◆ The request ◆
Using the listing below, please gather every line containing the word "ECMWF".

◆ Records provided ◆
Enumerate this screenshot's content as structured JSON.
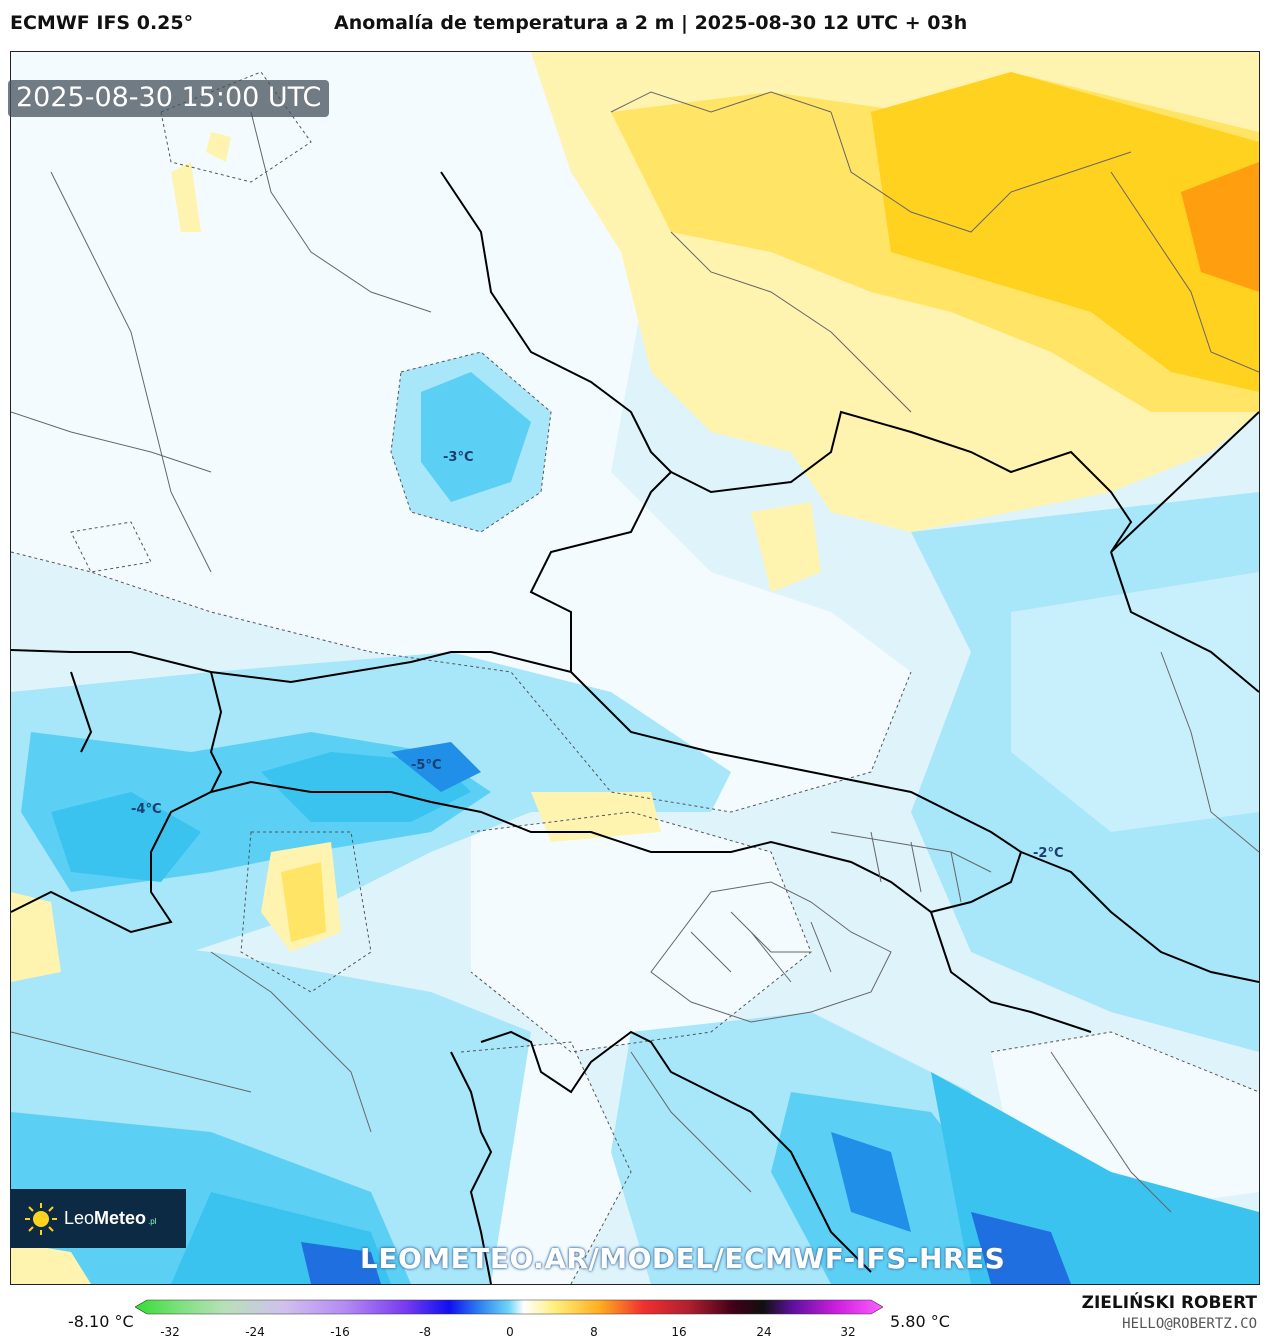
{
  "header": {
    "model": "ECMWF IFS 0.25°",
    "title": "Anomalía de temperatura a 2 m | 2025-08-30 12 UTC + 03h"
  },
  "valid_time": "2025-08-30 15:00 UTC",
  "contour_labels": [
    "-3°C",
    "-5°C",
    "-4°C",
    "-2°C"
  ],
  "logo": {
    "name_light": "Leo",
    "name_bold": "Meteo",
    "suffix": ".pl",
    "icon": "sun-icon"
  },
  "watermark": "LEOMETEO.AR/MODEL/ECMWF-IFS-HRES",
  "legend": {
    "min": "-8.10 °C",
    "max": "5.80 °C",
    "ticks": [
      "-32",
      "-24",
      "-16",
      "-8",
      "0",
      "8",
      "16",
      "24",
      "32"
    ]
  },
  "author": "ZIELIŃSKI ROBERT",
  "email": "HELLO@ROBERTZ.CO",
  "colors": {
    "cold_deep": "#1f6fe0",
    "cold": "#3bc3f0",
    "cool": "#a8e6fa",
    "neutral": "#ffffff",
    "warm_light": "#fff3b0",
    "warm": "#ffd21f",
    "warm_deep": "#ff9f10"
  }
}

...

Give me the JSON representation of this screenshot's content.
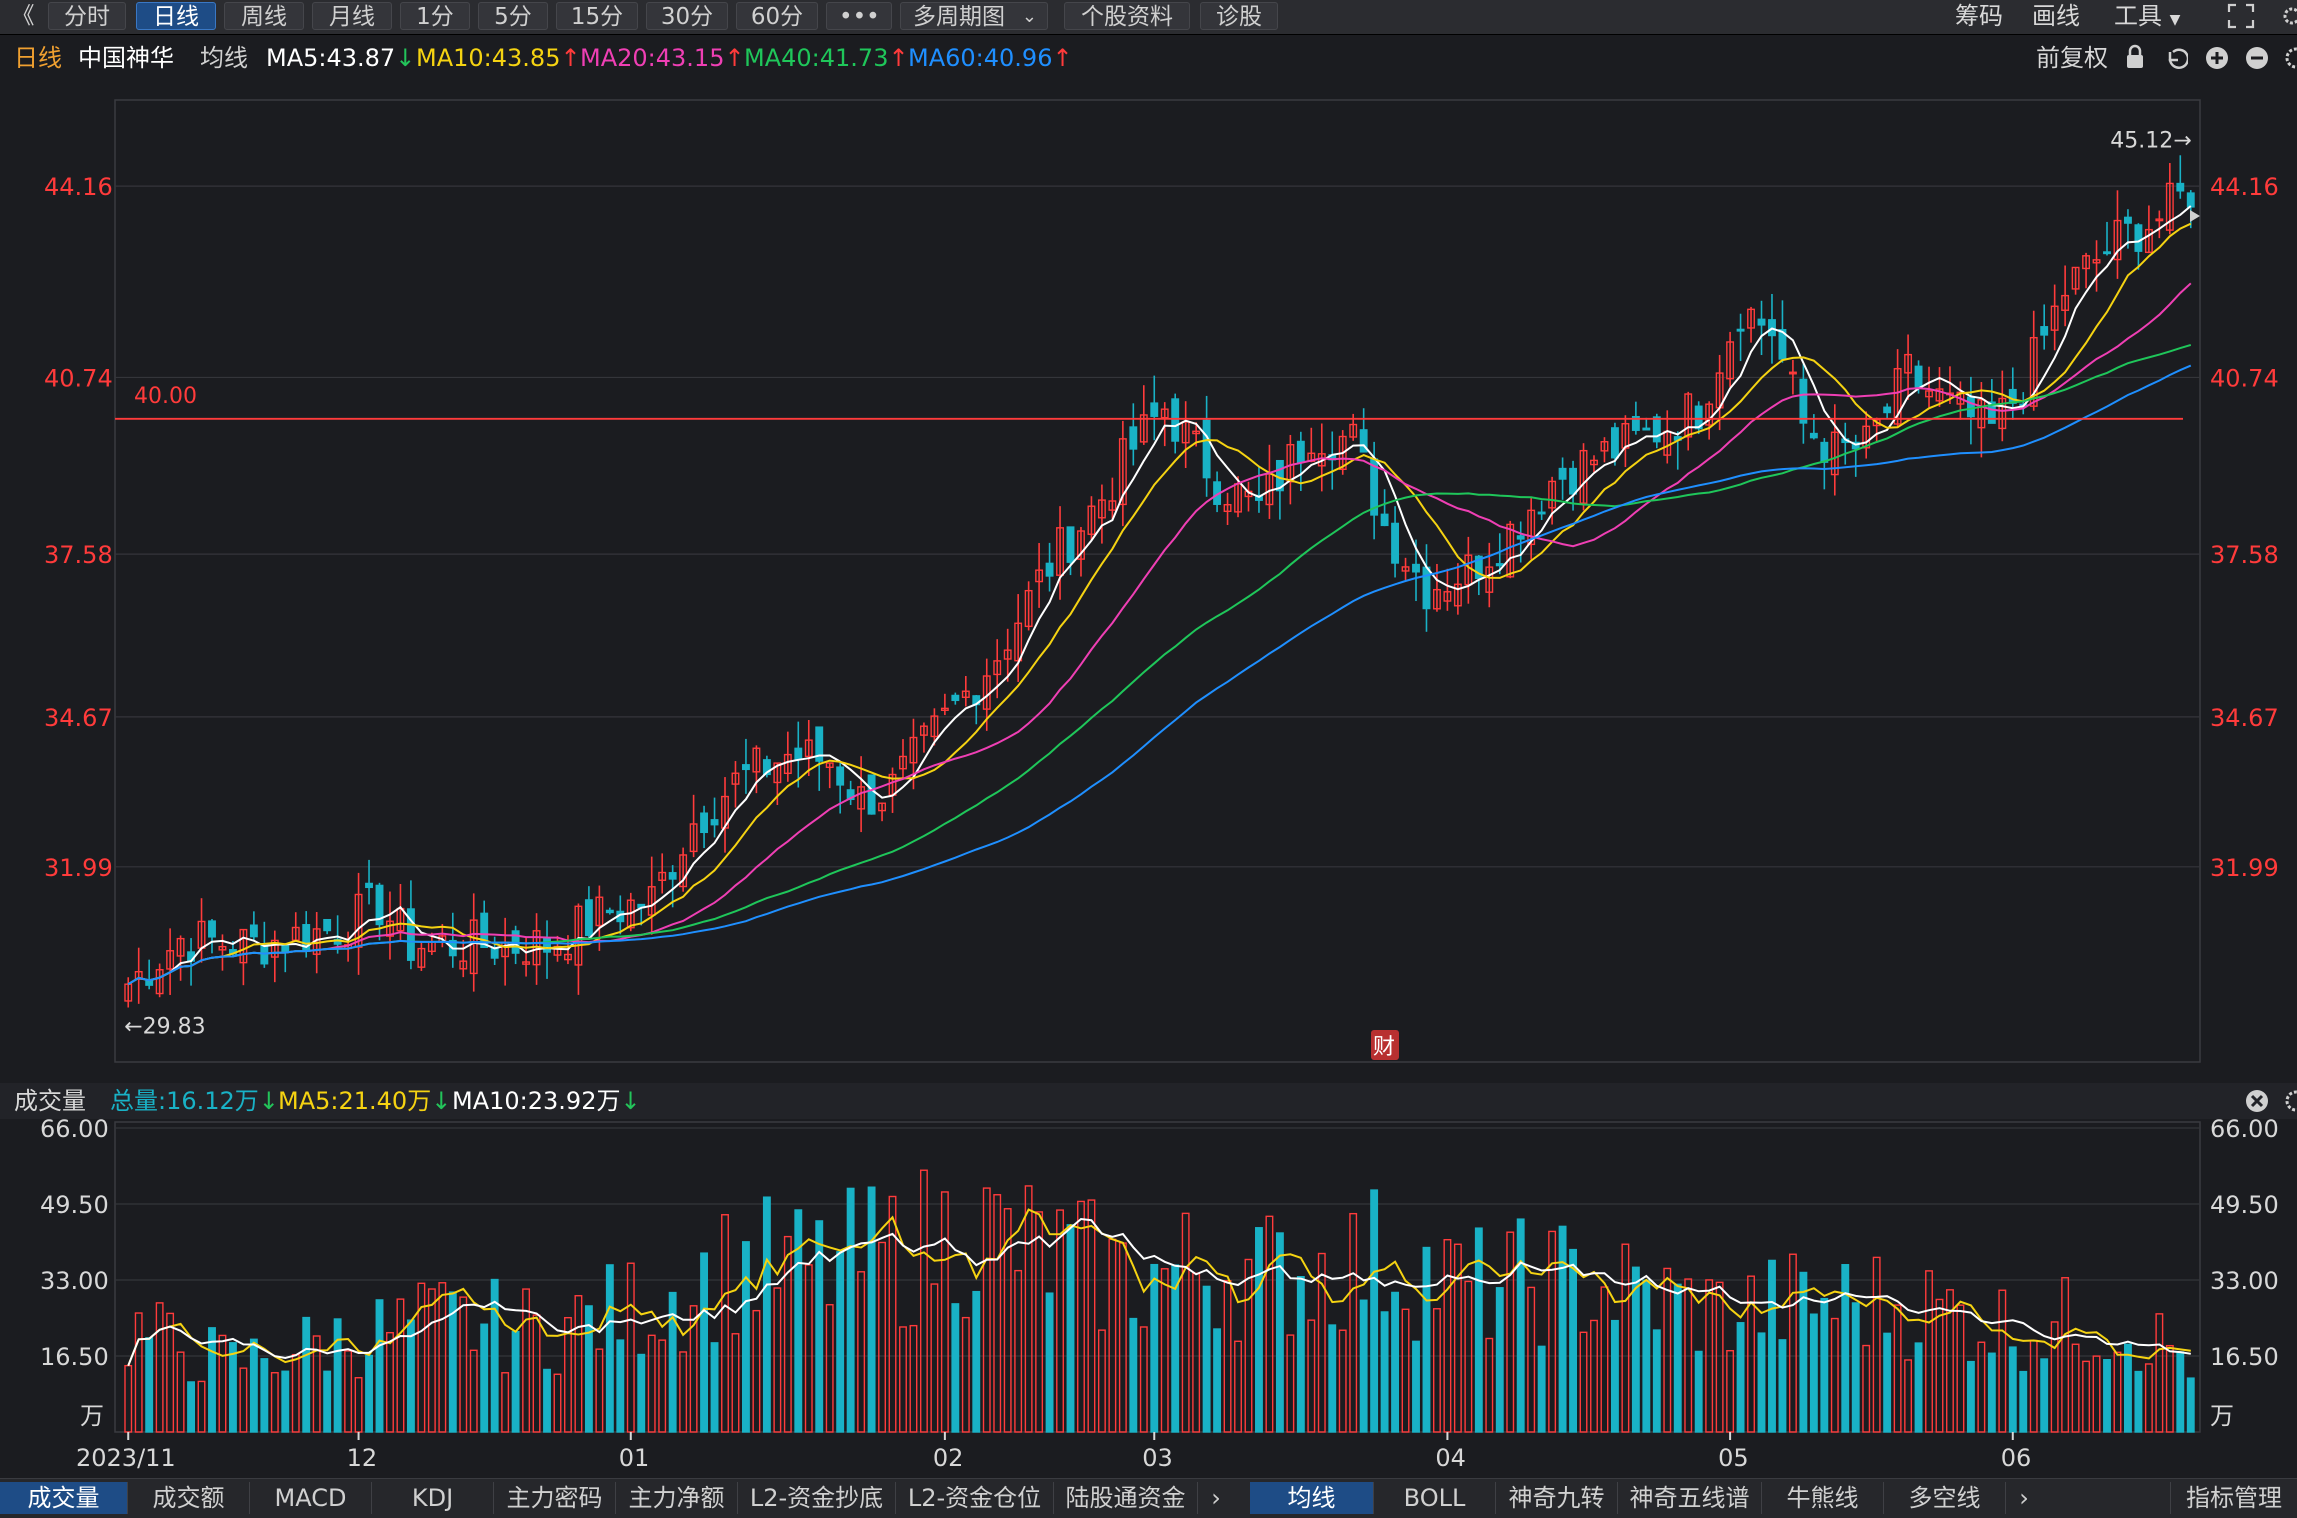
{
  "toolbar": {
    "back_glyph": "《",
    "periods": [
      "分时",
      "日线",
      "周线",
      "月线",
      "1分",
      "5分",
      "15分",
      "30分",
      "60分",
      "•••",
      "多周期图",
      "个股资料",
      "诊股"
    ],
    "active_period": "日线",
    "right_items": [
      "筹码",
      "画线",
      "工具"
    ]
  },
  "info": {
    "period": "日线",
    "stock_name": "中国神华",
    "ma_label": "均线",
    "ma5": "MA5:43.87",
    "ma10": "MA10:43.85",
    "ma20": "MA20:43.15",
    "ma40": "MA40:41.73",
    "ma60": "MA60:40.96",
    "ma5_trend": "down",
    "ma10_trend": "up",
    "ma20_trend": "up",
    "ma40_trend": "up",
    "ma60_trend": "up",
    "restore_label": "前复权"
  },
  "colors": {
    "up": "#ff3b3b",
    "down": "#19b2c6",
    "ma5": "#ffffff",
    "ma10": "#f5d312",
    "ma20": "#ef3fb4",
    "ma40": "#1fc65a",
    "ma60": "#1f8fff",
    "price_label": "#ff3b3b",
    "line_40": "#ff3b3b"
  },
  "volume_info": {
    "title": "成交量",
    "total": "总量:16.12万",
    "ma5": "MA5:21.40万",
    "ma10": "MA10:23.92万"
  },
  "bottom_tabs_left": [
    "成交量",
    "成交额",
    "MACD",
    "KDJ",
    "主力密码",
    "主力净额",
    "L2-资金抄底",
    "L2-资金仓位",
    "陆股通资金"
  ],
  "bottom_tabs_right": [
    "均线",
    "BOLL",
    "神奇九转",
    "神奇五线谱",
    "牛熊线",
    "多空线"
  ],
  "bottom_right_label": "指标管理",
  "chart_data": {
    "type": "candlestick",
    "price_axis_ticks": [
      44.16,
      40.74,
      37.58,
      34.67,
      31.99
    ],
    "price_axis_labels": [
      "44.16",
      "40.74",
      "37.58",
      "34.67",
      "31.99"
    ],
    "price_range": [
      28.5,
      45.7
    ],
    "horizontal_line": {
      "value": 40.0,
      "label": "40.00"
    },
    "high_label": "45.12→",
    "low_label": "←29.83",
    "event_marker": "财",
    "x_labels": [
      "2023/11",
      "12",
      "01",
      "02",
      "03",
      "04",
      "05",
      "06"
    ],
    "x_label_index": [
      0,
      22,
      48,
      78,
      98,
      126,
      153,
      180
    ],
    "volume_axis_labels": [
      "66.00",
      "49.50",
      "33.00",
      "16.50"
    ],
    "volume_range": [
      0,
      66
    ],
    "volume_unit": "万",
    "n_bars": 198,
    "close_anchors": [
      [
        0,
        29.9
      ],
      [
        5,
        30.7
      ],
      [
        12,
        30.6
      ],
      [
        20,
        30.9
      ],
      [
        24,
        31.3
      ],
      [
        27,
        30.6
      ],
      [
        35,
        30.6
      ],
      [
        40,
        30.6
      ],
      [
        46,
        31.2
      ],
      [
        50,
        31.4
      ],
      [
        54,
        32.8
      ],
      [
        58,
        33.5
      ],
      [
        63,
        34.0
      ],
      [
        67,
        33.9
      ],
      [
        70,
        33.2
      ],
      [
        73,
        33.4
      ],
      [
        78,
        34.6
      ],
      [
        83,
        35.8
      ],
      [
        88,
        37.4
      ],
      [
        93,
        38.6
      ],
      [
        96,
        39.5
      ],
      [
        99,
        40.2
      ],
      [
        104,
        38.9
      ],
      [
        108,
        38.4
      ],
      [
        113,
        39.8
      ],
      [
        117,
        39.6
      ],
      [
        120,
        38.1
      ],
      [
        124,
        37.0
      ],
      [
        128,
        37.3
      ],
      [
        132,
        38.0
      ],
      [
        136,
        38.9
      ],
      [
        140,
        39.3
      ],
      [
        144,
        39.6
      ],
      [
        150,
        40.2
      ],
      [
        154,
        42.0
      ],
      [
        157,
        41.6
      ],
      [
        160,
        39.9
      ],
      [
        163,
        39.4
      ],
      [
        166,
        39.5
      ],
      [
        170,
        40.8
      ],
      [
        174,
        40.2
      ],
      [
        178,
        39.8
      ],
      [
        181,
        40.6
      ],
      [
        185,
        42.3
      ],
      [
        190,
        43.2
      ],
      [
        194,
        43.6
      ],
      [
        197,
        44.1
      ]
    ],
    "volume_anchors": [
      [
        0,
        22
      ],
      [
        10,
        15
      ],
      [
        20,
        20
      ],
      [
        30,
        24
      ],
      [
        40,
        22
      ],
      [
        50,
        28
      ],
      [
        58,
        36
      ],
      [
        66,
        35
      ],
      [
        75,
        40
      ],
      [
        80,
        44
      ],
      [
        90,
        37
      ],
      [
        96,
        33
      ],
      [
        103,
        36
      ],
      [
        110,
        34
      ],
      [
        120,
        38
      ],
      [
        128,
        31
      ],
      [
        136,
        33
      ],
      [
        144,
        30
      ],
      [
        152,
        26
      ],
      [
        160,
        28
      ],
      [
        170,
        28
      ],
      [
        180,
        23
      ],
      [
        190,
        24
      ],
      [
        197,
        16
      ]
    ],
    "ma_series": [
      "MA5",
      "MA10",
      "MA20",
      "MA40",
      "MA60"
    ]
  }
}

---

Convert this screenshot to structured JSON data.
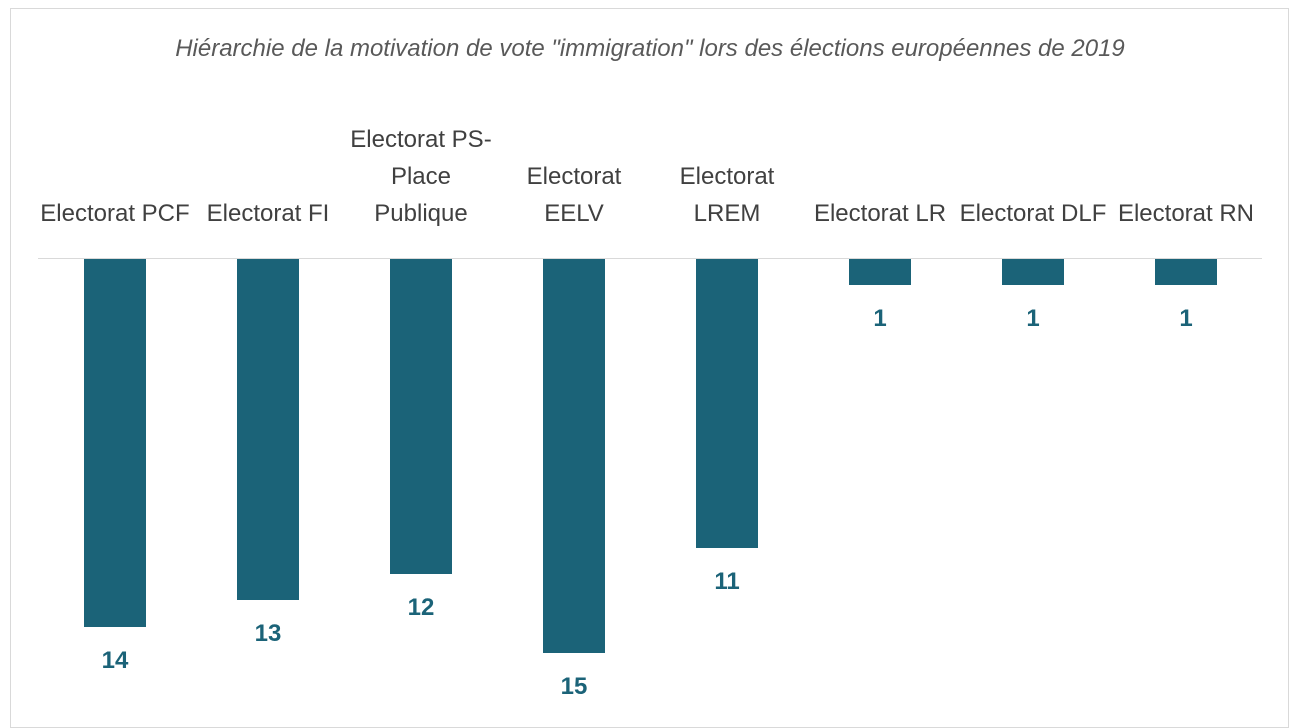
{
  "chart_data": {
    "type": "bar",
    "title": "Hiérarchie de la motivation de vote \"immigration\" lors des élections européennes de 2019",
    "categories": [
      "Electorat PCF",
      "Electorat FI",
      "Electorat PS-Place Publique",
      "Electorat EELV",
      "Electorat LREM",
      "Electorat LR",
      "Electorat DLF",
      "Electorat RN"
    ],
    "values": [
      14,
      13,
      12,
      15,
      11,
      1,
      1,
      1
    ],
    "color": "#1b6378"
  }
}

◆ Problem solution ◆
    "model": "ECMWF IFS 0.25°",
  "watermark": "LEOMETEO.AR/MODEL/ECMWF-IFS-HRES",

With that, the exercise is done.